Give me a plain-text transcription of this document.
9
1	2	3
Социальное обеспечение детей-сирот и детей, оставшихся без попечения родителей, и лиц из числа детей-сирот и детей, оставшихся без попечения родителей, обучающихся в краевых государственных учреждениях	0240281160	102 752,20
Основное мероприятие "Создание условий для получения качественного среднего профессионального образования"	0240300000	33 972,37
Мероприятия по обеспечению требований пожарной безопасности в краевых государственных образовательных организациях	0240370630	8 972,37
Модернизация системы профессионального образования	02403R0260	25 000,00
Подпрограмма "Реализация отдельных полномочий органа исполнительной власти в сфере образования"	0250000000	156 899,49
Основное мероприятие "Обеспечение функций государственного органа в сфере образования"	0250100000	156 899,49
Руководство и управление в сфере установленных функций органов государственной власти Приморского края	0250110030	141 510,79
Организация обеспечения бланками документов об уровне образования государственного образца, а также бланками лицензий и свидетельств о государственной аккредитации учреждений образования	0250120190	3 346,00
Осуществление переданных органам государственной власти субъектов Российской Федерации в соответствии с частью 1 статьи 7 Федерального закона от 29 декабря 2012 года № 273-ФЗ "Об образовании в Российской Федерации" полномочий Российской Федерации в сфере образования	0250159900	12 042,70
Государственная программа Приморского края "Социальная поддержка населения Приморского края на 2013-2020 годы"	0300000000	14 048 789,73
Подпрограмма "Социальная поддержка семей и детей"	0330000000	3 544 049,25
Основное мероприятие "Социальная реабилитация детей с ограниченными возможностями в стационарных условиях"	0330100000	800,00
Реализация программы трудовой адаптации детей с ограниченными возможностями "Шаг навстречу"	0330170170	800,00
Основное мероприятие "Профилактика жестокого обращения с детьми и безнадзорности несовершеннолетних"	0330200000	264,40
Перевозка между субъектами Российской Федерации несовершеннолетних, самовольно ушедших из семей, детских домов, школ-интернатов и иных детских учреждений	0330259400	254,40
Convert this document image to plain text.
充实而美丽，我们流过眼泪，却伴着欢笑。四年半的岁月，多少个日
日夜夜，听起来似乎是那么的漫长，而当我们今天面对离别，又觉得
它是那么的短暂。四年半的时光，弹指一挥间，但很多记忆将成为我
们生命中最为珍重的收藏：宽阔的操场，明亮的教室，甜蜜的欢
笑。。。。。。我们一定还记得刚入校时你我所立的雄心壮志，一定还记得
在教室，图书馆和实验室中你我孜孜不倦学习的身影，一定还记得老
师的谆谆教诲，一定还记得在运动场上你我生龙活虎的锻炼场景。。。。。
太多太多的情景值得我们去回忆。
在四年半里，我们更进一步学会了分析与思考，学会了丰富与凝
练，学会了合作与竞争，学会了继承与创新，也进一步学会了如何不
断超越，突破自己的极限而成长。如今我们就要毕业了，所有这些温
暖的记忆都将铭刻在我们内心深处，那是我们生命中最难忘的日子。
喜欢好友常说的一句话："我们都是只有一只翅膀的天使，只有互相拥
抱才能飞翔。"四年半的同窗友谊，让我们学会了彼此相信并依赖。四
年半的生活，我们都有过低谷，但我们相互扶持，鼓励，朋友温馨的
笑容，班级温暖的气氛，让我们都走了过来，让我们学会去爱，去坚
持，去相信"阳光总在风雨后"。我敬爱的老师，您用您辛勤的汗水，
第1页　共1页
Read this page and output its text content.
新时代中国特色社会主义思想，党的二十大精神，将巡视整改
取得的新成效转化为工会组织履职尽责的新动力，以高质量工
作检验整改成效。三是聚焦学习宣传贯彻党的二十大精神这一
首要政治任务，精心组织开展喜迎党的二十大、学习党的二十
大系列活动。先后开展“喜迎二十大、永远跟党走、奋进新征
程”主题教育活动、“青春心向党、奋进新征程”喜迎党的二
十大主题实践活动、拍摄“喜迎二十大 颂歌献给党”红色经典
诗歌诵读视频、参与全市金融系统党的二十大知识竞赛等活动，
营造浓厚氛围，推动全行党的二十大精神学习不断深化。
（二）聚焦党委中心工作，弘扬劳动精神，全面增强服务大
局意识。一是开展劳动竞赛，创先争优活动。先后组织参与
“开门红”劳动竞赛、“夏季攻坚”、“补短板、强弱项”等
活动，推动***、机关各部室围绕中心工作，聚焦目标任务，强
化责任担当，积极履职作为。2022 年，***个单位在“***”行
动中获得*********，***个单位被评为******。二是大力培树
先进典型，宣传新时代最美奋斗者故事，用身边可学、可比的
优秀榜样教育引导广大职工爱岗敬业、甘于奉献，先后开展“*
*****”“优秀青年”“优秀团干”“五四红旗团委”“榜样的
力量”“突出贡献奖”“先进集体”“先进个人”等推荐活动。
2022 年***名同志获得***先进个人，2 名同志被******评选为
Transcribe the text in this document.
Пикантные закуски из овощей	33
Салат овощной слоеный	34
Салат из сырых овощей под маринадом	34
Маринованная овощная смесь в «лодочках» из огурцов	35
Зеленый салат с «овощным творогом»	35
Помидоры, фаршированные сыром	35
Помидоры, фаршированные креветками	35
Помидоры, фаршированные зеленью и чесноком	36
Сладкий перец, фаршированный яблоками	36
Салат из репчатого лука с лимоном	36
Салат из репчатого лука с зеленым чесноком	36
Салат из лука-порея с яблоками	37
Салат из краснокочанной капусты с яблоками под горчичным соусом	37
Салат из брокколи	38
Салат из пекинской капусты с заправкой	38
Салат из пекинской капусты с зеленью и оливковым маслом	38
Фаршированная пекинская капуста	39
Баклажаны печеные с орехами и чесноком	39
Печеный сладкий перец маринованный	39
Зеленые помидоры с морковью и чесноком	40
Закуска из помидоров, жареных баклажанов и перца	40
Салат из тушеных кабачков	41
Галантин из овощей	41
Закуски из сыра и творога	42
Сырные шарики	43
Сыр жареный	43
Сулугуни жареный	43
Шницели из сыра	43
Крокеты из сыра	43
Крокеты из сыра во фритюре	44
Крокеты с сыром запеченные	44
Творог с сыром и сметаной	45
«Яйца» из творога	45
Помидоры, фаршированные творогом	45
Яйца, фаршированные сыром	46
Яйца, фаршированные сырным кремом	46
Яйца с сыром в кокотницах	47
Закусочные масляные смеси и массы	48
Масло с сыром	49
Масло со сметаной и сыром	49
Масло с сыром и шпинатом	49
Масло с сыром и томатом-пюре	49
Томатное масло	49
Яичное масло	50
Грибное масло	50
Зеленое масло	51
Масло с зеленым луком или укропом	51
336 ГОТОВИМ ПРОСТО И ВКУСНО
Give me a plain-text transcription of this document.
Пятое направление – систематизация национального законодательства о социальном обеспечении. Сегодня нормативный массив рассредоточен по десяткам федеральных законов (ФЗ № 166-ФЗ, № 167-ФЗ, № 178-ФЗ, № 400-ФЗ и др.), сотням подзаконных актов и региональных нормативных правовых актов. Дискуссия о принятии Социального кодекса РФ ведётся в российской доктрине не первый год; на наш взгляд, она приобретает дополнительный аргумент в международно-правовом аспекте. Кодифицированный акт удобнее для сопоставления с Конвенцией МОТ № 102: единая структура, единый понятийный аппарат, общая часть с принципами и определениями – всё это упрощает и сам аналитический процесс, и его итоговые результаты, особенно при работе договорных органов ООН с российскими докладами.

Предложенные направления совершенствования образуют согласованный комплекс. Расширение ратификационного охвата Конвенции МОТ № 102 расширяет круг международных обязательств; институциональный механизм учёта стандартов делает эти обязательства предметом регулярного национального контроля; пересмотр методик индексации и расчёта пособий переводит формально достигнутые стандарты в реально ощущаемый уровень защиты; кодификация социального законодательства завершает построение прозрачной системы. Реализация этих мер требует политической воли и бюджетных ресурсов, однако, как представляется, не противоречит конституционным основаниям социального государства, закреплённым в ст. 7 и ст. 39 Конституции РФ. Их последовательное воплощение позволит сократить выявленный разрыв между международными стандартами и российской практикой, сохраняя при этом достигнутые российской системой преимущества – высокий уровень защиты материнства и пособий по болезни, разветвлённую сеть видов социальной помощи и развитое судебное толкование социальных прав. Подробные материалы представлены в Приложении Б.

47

* * * * *

Exercise details
Scan the material and collect every line that contains "Яйца".

Exercise result
«Яйца» из творога	45
Яйца, фаршированные сыром	46
Яйца, фаршированные сырным кремом	46
Яйца с сыром в кокотницах	47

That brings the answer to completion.